* [TEXT PROVIDED]:
Analysis: Errors In Illinois Criminal History Data Can Undermine Background Checks
A crack in the system
Megan Berkel had a clean record and had been listed as work eligible in the Health Care Worker Registry for six years when she was hired to care for Brenda Harrison.
Her conviction for stealing from Harrison in November 2017 should have changed that, barring her from health care work thereafter.
However, Berkel’s IDPH profile was not changed to “work ineligible” until Oct. 3, 2019, and her conviction for stealing from Harrison was not added to her ISP criminal history until Oct. 28, 2019, after The Southern’s questioning prompted a review, Arnold said.
The disappearance of that 2017 conviction, which caused the false “clean” return on Berkel’s ISP background check at River to River, traces to a paperwork error during her original arrest, The Southern found.
When a person is arrested in Illinois on any felony or Class A or B misdemeanor charge, the arresting agency must submit their fingerprints, charge information and demographic details to the Illinois State Police on a “Fingerprint Arrest Card” within 24 hours, according to the Illinois Criminal Justice Information Authority.
The card includes a unique document control number (DCN), generated at the time of fingerprinting, which identifies the case in the ISP’s criminal history database.
State’s attorneys enter the DCN when they inform the ISP whether or not they intend to file charges on an arrest. Circuit clerks enter the DCN when they notify the ISP whether a defendant has been found innocent or guilty.
With a DCN, these updates automatically register in the ISP’s system. Without it, they cannot be filed.
Berkel’s arrest fingerprints were taken at the Williamson County Jail, but an error on her arrest card left the ISP without any indication of what charge she’d been arrested for, acknowledged Dept. Brian Murrah, public information officer for the Williamson County Sheriff’s Office.

* [RECORDED INFORMATION]:

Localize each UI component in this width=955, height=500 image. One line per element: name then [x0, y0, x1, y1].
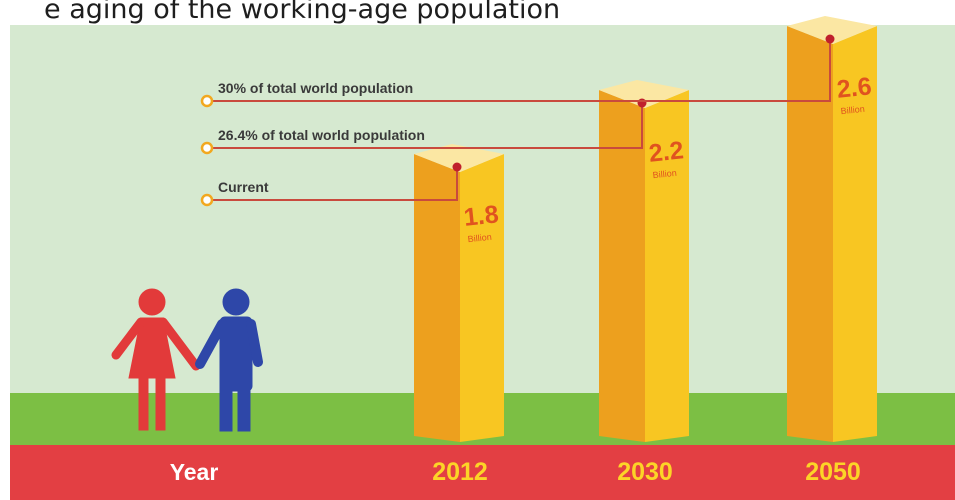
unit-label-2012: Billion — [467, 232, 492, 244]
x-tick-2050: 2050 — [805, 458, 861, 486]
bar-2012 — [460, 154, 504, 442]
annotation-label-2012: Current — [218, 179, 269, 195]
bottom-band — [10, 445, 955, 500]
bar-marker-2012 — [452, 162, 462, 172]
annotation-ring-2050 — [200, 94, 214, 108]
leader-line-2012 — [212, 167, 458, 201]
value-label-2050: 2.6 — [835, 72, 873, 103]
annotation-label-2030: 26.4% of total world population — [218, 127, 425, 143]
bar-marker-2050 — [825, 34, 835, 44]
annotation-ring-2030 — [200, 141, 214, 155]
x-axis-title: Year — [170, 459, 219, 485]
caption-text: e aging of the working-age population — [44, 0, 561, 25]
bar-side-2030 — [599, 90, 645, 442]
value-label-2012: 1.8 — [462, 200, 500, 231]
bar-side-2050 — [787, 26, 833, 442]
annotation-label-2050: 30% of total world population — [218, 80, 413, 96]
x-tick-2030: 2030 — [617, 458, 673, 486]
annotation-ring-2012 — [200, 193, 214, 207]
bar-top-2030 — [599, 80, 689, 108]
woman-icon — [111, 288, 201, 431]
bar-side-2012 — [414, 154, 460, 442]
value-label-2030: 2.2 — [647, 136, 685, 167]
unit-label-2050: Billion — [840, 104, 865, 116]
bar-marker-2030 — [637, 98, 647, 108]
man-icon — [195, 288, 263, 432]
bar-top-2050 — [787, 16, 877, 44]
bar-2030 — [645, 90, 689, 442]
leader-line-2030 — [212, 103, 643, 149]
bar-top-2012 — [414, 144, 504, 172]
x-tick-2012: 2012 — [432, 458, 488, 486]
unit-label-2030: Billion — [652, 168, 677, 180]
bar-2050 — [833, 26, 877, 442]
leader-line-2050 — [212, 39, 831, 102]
--
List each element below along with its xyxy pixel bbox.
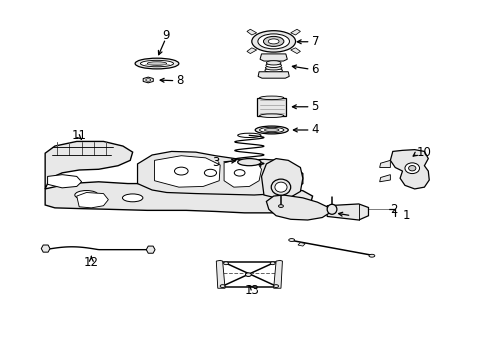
==
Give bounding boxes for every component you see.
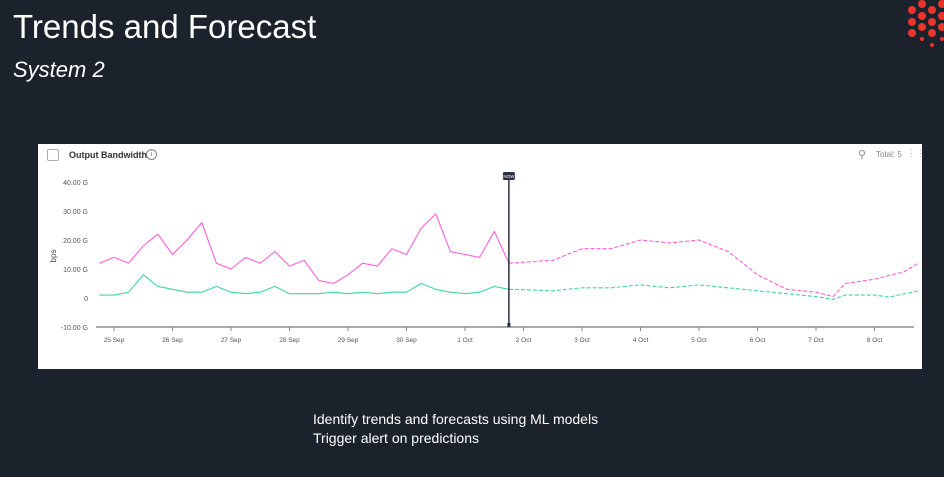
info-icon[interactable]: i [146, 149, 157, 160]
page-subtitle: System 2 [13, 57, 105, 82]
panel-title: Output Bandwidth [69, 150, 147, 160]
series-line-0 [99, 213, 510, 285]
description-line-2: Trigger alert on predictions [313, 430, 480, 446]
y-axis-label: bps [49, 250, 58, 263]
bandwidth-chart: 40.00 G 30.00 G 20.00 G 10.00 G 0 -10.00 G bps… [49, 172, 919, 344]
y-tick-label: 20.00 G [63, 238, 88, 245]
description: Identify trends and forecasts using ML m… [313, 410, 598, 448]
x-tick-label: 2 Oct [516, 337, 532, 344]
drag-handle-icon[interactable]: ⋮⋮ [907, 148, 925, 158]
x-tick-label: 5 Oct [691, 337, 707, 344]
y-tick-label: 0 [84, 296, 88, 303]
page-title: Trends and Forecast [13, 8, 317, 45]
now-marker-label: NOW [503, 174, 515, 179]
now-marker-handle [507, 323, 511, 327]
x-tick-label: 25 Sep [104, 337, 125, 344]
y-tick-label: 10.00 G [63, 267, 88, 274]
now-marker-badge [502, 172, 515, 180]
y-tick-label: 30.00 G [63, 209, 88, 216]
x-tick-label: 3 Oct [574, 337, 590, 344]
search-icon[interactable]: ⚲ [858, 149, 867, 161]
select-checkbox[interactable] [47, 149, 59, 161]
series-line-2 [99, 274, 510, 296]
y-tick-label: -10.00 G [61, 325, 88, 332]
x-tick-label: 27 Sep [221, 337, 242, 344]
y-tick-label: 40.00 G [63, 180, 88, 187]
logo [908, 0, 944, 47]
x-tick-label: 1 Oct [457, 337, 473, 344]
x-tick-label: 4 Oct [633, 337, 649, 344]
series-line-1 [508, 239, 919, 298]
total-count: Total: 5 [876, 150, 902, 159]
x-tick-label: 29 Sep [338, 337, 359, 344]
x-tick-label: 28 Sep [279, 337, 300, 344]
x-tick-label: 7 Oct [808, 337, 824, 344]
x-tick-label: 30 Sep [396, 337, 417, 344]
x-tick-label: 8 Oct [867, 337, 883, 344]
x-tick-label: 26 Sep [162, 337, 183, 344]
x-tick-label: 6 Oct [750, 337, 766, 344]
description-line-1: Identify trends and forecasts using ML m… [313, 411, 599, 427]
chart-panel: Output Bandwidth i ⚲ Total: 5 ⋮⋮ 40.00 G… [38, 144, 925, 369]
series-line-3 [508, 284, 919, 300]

* [GIVEN PROBLEM]:
According to the article on Illinois criminal history data, what must an arresting agency submit to the Illinois State Police on a "Fingerprint Arrest Card"? The listing above plays no part in what comes next.

* [TASK RESULT]:
- Fingerprints
- Charge information
- Demographic details